**What is needed:** Copy all lines below containing "clockwise".

+++++

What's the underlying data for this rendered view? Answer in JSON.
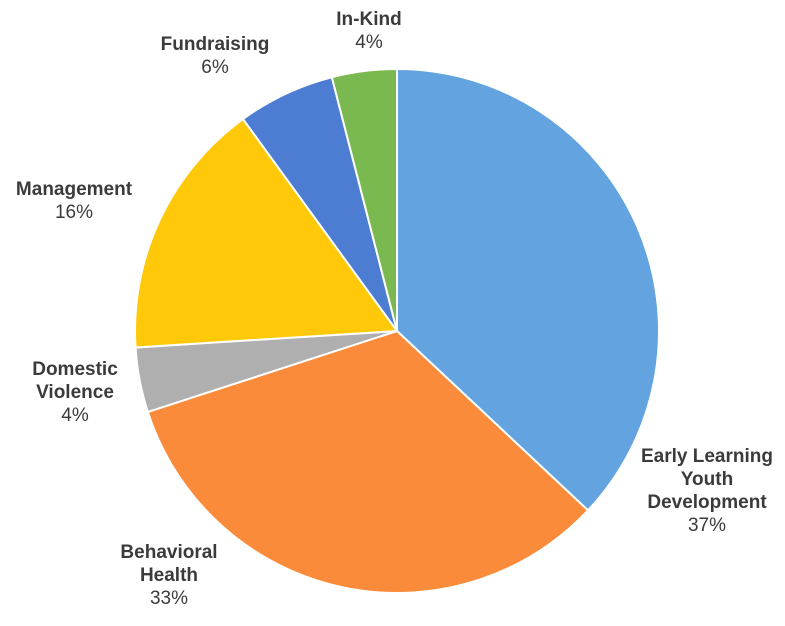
{
  "chart_data": {
    "type": "pie",
    "title": "",
    "slices": [
      {
        "label": "Early Learning Youth Development",
        "label_lines": [
          "Early Learning",
          "Youth",
          "Development"
        ],
        "value": 37,
        "value_label": "37%",
        "color": "#62A3E0"
      },
      {
        "label": "Behavioral Health",
        "label_lines": [
          "Behavioral",
          "Health"
        ],
        "value": 33,
        "value_label": "33%",
        "color": "#F98B3B"
      },
      {
        "label": "Domestic Violence",
        "label_lines": [
          "Domestic",
          "Violence"
        ],
        "value": 4,
        "value_label": "4%",
        "color": "#AFAFAF"
      },
      {
        "label": "Management",
        "label_lines": [
          "Management"
        ],
        "value": 16,
        "value_label": "16%",
        "color": "#FFC90A"
      },
      {
        "label": "Fundraising",
        "label_lines": [
          "Fundraising"
        ],
        "value": 6,
        "value_label": "6%",
        "color": "#4D7DD3"
      },
      {
        "label": "In-Kind",
        "label_lines": [
          "In-Kind"
        ],
        "value": 4,
        "value_label": "4%",
        "color": "#7AB850"
      }
    ],
    "start_angle_deg": 0,
    "direction": "clockwise",
    "legend": "none",
    "data_labels": "outside"
  }
}
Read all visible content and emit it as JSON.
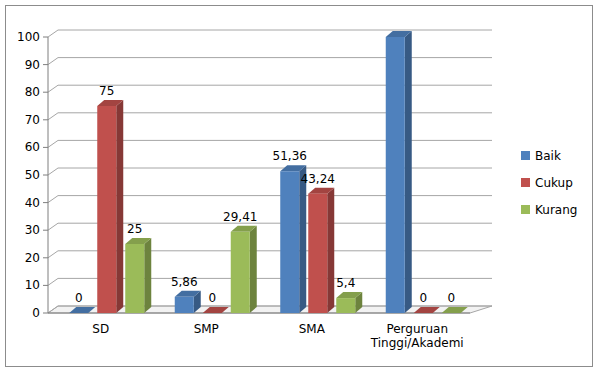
{
  "chart_data": {
    "type": "bar",
    "categories": [
      "SD",
      "SMP",
      "SMA",
      "Perguruan Tinggi/Akademi"
    ],
    "series": [
      {
        "name": "Baik",
        "color": "#4f81bd",
        "values": [
          0,
          5.86,
          51.36,
          100
        ],
        "value_labels": [
          "0",
          "5,86",
          "51,36",
          null
        ]
      },
      {
        "name": "Cukup",
        "color": "#c0504d",
        "values": [
          75,
          0,
          43.24,
          0
        ],
        "value_labels": [
          "75",
          "0",
          "43,24",
          "0"
        ]
      },
      {
        "name": "Kurang",
        "color": "#9bbb59",
        "values": [
          25,
          29.41,
          5.4,
          0
        ],
        "value_labels": [
          "25",
          "29,41",
          "5,4",
          "0"
        ]
      }
    ],
    "ylim": [
      0,
      100
    ],
    "yticks": [
      0,
      10,
      20,
      30,
      40,
      50,
      60,
      70,
      80,
      90,
      100
    ],
    "grid": true,
    "data_labels": true,
    "legend": "right"
  }
}
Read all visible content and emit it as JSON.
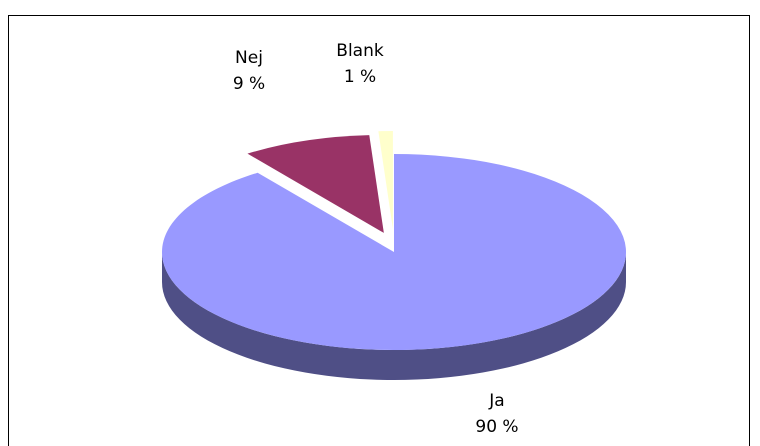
{
  "chart_data": {
    "type": "pie",
    "title": "",
    "labels": [
      "Ja",
      "Nej",
      "Blank"
    ],
    "values": [
      90,
      9,
      1
    ],
    "data_labels": [
      "90 %",
      "9 %",
      "1 %"
    ],
    "colors": {
      "Ja": {
        "top": "#9999ff",
        "side": "#4f4f86"
      },
      "Nej": {
        "top": "#993366",
        "side": "#5a1e3c"
      },
      "Blank": {
        "top": "#ffffcc",
        "side": "#8c8c6e"
      }
    },
    "exploded": [
      "Nej",
      "Blank"
    ],
    "start_angle": "12 o'clock, clockwise",
    "style": "3d"
  }
}
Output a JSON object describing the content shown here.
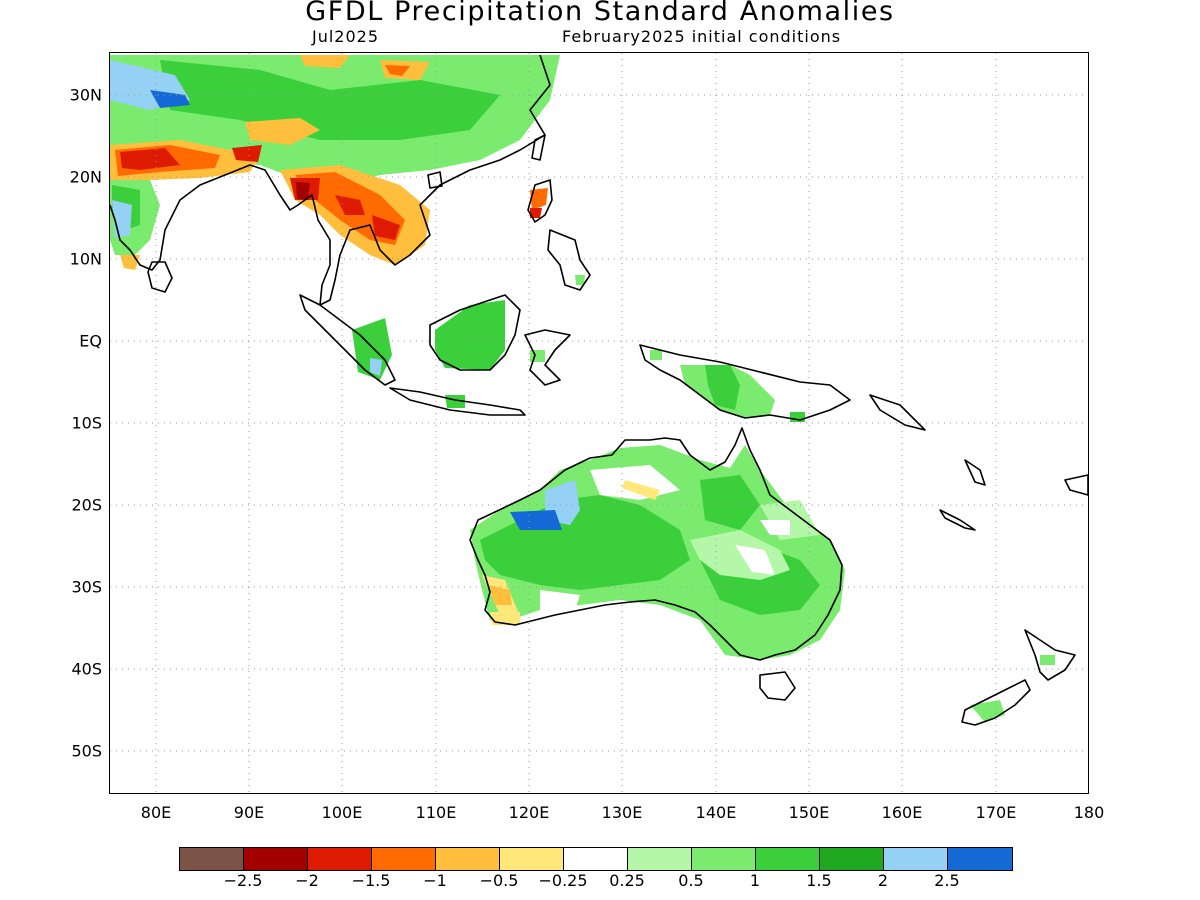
{
  "title": "GFDL Precipitation Standard Anomalies",
  "valid_month": "Jul2025",
  "init_conditions": "February2025 initial conditions",
  "map": {
    "lat_labels": [
      "30N",
      "20N",
      "10N",
      "EQ",
      "10S",
      "20S",
      "30S",
      "40S",
      "50S"
    ],
    "lon_labels": [
      "80E",
      "90E",
      "100E",
      "110E",
      "120E",
      "130E",
      "140E",
      "150E",
      "160E",
      "170E",
      "180"
    ],
    "grid": "dotted"
  },
  "legend": {
    "colors": [
      "#7b5447",
      "#a30000",
      "#de1b00",
      "#ff6b00",
      "#ffbf3d",
      "#ffe77a",
      "#ffffff",
      "#b5f7a8",
      "#7aeb6e",
      "#3ccf3c",
      "#1fa81f",
      "#94d1f5",
      "#1469d6"
    ],
    "ticks": [
      "−2.5",
      "−2",
      "−1.5",
      "−1",
      "−0.5",
      "−0.25",
      "0.25",
      "0.5",
      "1",
      "1.5",
      "2",
      "2.5"
    ]
  }
}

+++++

**Response to this task:**
    "direction": "clockwise",
    "start_angle": "12 o'clock, clockwise",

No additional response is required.